**Instruction**
Copy out all the entries exactly.

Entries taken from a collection
--- start ---

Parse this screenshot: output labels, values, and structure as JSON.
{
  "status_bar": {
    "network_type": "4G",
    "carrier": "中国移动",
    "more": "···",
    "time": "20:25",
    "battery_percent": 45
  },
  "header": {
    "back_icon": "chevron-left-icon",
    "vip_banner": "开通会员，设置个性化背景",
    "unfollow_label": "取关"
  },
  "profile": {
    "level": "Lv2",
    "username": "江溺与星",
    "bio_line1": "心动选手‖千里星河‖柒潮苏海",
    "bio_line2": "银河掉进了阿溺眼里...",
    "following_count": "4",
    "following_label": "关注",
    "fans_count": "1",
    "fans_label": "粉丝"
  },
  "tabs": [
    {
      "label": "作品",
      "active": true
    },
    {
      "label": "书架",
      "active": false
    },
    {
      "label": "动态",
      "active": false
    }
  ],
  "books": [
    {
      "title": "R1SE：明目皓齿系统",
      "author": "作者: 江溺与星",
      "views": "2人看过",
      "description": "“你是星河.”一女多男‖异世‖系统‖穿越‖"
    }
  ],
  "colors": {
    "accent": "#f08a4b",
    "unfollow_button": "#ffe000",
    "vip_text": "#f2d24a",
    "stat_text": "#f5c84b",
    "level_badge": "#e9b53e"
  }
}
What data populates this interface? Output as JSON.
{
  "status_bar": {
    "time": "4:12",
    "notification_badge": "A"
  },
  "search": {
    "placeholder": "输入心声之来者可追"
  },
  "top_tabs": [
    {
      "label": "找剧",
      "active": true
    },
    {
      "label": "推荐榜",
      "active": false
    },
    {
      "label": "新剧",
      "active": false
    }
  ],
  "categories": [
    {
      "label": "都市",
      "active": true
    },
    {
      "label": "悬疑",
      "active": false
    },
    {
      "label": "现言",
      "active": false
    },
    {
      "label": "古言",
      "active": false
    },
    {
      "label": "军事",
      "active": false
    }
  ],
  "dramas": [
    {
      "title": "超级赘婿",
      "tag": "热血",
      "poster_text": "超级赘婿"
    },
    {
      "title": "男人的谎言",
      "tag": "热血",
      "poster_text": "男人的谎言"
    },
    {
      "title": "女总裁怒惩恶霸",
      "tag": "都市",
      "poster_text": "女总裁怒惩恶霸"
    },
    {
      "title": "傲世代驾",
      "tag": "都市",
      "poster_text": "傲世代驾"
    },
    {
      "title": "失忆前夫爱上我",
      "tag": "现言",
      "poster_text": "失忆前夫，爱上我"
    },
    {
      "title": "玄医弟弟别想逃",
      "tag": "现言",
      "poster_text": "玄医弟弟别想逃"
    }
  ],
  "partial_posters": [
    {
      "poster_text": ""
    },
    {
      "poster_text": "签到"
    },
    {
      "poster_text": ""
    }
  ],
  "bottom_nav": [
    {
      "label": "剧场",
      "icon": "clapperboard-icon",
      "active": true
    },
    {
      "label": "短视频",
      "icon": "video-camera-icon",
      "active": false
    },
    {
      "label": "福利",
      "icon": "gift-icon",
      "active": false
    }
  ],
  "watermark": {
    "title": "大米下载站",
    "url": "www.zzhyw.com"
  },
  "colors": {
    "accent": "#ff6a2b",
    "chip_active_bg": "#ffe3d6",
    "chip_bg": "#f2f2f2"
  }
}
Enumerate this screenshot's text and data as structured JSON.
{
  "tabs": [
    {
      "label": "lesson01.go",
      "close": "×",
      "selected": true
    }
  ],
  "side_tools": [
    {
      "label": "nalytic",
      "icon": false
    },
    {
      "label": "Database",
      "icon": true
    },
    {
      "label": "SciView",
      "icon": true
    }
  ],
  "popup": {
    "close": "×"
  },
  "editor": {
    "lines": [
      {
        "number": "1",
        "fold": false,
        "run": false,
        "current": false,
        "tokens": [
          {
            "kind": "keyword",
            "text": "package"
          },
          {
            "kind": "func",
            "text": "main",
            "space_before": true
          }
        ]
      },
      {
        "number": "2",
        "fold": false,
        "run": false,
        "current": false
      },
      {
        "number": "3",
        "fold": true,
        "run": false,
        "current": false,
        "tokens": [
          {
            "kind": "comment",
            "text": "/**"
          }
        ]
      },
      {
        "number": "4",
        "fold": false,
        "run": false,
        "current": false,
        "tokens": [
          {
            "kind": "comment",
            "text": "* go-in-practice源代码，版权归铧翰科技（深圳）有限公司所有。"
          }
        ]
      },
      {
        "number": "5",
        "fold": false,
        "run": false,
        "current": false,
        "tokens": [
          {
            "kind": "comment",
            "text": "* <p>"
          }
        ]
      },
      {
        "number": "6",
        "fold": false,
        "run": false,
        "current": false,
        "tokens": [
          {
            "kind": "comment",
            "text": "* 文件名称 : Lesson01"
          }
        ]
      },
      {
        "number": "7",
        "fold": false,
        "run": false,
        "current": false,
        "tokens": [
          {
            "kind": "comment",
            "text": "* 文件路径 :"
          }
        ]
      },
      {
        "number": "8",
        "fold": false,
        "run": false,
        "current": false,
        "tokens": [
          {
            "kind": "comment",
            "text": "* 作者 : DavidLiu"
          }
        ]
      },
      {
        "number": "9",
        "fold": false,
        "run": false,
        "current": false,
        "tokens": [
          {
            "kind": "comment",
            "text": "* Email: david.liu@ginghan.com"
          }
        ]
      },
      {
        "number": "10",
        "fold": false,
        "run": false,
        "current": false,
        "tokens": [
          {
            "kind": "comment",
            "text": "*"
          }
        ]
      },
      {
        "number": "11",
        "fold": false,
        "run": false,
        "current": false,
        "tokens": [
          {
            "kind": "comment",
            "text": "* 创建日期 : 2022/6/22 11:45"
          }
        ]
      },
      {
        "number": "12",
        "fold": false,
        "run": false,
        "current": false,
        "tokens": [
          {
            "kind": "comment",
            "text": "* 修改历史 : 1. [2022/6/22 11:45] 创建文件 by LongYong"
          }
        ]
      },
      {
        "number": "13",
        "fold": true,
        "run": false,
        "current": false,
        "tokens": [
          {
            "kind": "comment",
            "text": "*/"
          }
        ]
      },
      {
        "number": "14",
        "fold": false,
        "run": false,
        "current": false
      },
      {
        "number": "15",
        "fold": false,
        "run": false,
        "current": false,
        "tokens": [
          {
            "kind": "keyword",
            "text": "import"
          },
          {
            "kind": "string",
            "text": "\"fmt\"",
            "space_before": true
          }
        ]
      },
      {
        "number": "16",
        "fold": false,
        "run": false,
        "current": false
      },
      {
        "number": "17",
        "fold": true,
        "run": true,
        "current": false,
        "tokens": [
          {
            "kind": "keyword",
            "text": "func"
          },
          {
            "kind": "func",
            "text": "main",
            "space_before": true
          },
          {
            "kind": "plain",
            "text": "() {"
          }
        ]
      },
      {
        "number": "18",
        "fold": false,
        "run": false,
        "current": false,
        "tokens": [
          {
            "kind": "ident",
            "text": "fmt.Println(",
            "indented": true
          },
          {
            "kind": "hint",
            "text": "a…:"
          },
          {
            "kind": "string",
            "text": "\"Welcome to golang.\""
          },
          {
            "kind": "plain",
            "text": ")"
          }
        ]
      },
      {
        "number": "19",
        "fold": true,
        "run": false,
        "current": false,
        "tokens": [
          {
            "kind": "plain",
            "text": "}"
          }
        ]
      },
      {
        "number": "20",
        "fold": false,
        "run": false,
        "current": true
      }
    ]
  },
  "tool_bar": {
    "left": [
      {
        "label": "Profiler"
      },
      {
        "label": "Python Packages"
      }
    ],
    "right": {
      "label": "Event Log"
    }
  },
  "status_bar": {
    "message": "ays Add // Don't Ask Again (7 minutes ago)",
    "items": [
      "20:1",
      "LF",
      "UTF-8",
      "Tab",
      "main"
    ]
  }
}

--- end ---

**Response to this exercise**
Parse this screenshot: output labels, values, and structure as JSON.
{
  "status_bar": {
    "network_type": "4G",
    "carrier": "中国移动",
    "more": "···",
    "time": "20:25",
    "battery_percent": 45
  },
  "header": {
    "back_icon": "chevron-left-icon",
    "vip_banner": "开通会员，设置个性化背景",
    "unfollow_label": "取关"
  },
  "profile": {
    "level": "Lv2",
    "username": "江溺与星",
    "bio_line1": "心动选手‖千里星河‖柒潮苏海",
    "bio_line2": "银河掉进了阿溺眼里...",
    "following_count": "4",
    "following_label": "关注",
    "fans_count": "1",
    "fans_label": "粉丝"
  },
  "tabs": [
    {
      "label": "作品",
      "active": true
    },
    {
      "label": "书架",
      "active": false
    },
    {
      "label": "动态",
      "active": false
    }
  ],
  "books": [
    {
      "title": "R1SE：明目皓齿系统",
      "author": "作者: 江溺与星",
      "views": "2人看过",
      "description": "“你是星河.”一女多男‖异世‖系统‖穿越‖"
    }
  ],
  "colors": {
    "accent": "#f08a4b",
    "unfollow_button": "#ffe000",
    "vip_text": "#f2d24a",
    "stat_text": "#f5c84b",
    "level_badge": "#e9b53e"
  }
}
What data populates this interface? Output as JSON.
{
  "status_bar": {
    "time": "4:12",
    "notification_badge": "A"
  },
  "search": {
    "placeholder": "输入心声之来者可追"
  },
  "top_tabs": [
    {
      "label": "找剧",
      "active": true
    },
    {
      "label": "推荐榜",
      "active": false
    },
    {
      "label": "新剧",
      "active": false
    }
  ],
  "categories": [
    {
      "label": "都市",
      "active": true
    },
    {
      "label": "悬疑",
      "active": false
    },
    {
      "label": "现言",
      "active": false
    },
    {
      "label": "古言",
      "active": false
    },
    {
      "label": "军事",
      "active": false
    }
  ],
  "dramas": [
    {
      "title": "超级赘婿",
      "tag": "热血",
      "poster_text": "超级赘婿"
    },
    {
      "title": "男人的谎言",
      "tag": "热血",
      "poster_text": "男人的谎言"
    },
    {
      "title": "女总裁怒惩恶霸",
      "tag": "都市",
      "poster_text": "女总裁怒惩恶霸"
    },
    {
      "title": "傲世代驾",
      "tag": "都市",
      "poster_text": "傲世代驾"
    },
    {
      "title": "失忆前夫爱上我",
      "tag": "现言",
      "poster_text": "失忆前夫，爱上我"
    },
    {
      "title": "玄医弟弟别想逃",
      "tag": "现言",
      "poster_text": "玄医弟弟别想逃"
    }
  ],
  "partial_posters": [
    {
      "poster_text": ""
    },
    {
      "poster_text": "签到"
    },
    {
      "poster_text": ""
    }
  ],
  "bottom_nav": [
    {
      "label": "剧场",
      "icon": "clapperboard-icon",
      "active": true
    },
    {
      "label": "短视频",
      "icon": "video-camera-icon",
      "active": false
    },
    {
      "label": "福利",
      "icon": "gift-icon",
      "active": false
    }
  ],
  "watermark": {
    "title": "大米下载站",
    "url": "www.zzhyw.com"
  },
  "colors": {
    "accent": "#ff6a2b",
    "chip_active_bg": "#ffe3d6",
    "chip_bg": "#f2f2f2"
  }
}
Enumerate this screenshot's text and data as structured JSON.
{
  "tabs": [
    {
      "label": "lesson01.go",
      "close": "×",
      "selected": true
    }
  ],
  "side_tools": [
    {
      "label": "nalytic",
      "icon": false
    },
    {
      "label": "Database",
      "icon": true
    },
    {
      "label": "SciView",
      "icon": true
    }
  ],
  "popup": {
    "close": "×"
  },
  "editor": {
    "lines": [
      {
        "number": "1",
        "fold": false,
        "run": false,
        "current": false,
        "tokens": [
          {
            "kind": "keyword",
            "text": "package"
          },
          {
            "kind": "func",
            "text": "main",
            "space_before": true
          }
        ]
      },
      {
        "number": "2",
        "fold": false,
        "run": false,
        "current": false
      },
      {
        "number": "3",
        "fold": true,
        "run": false,
        "current": false,
        "tokens": [
          {
            "kind": "comment",
            "text": "/**"
          }
        ]
      },
      {
        "number": "4",
        "fold": false,
        "run": false,
        "current": false,
        "tokens": [
          {
            "kind": "comment",
            "text": "* go-in-practice源代码，版权归铧翰科技（深圳）有限公司所有。"
          }
        ]
      },
      {
        "number": "5",
        "fold": false,
        "run": false,
        "current": false,
        "tokens": [
          {
            "kind": "comment",
            "text": "* <p>"
          }
        ]
      },
      {
        "number": "6",
        "fold": false,
        "run": false,
        "current": false,
        "tokens": [
          {
            "kind": "comment",
            "text": "* 文件名称 : Lesson01"
          }
        ]
      },
      {
        "number": "7",
        "fold": false,
        "run": false,
        "current": false,
        "tokens": [
          {
            "kind": "comment",
            "text": "* 文件路径 :"
          }
        ]
      },
      {
        "number": "8",
        "fold": false,
        "run": false,
        "current": false,
        "tokens": [
          {
            "kind": "comment",
            "text": "* 作者 : DavidLiu"
          }
        ]
      },
      {
        "number": "9",
        "fold": false,
        "run": false,
        "current": false,
        "tokens": [
          {
            "kind": "comment",
            "text": "* Email: david.liu@ginghan.com"
          }
        ]
      },
      {
        "number": "10",
        "fold": false,
        "run": false,
        "current": false,
        "tokens": [
          {
            "kind": "comment",
            "text": "*"
          }
        ]
      },
      {
        "number": "11",
        "fold": false,
        "run": false,
        "current": false,
        "tokens": [
          {
            "kind": "comment",
            "text": "* 创建日期 : 2022/6/22 11:45"
          }
        ]
      },
      {
        "number": "12",
        "fold": false,
        "run": false,
        "current": false,
        "tokens": [
          {
            "kind": "comment",
            "text": "* 修改历史 : 1. [2022/6/22 11:45] 创建文件 by LongYong"
          }
        ]
      },
      {
        "number": "13",
        "fold": true,
        "run": false,
        "current": false,
        "tokens": [
          {
            "kind": "comment",
            "text": "*/"
          }
        ]
      },
      {
        "number": "14",
        "fold": false,
        "run": false,
        "current": false
      },
      {
        "number": "15",
        "fold": false,
        "run": false,
        "current": false,
        "tokens": [
          {
            "kind": "keyword",
            "text": "import"
          },
          {
            "kind": "string",
            "text": "\"fmt\"",
            "space_before": true
          }
        ]
      },
      {
        "number": "16",
        "fold": false,
        "run": false,
        "current": false
      },
      {
        "number": "17",
        "fold": true,
        "run": true,
        "current": false,
        "tokens": [
          {
            "kind": "keyword",
            "text": "func"
          },
          {
            "kind": "func",
            "text": "main",
            "space_before": true
          },
          {
            "kind": "plain",
            "text": "() {"
          }
        ]
      },
      {
        "number": "18",
        "fold": false,
        "run": false,
        "current": false,
        "tokens": [
          {
            "kind": "ident",
            "text": "fmt.Println(",
            "indented": true
          },
          {
            "kind": "hint",
            "text": "a…:"
          },
          {
            "kind": "string",
            "text": "\"Welcome to golang.\""
          },
          {
            "kind": "plain",
            "text": ")"
          }
        ]
      },
      {
        "number": "19",
        "fold": true,
        "run": false,
        "current": false,
        "tokens": [
          {
            "kind": "plain",
            "text": "}"
          }
        ]
      },
      {
        "number": "20",
        "fold": false,
        "run": false,
        "current": true
      }
    ]
  },
  "tool_bar": {
    "left": [
      {
        "label": "Profiler"
      },
      {
        "label": "Python Packages"
      }
    ],
    "right": {
      "label": "Event Log"
    }
  },
  "status_bar": {
    "message": "ays Add // Don't Ask Again (7 minutes ago)",
    "items": [
      "20:1",
      "LF",
      "UTF-8",
      "Tab",
      "main"
    ]
  }
}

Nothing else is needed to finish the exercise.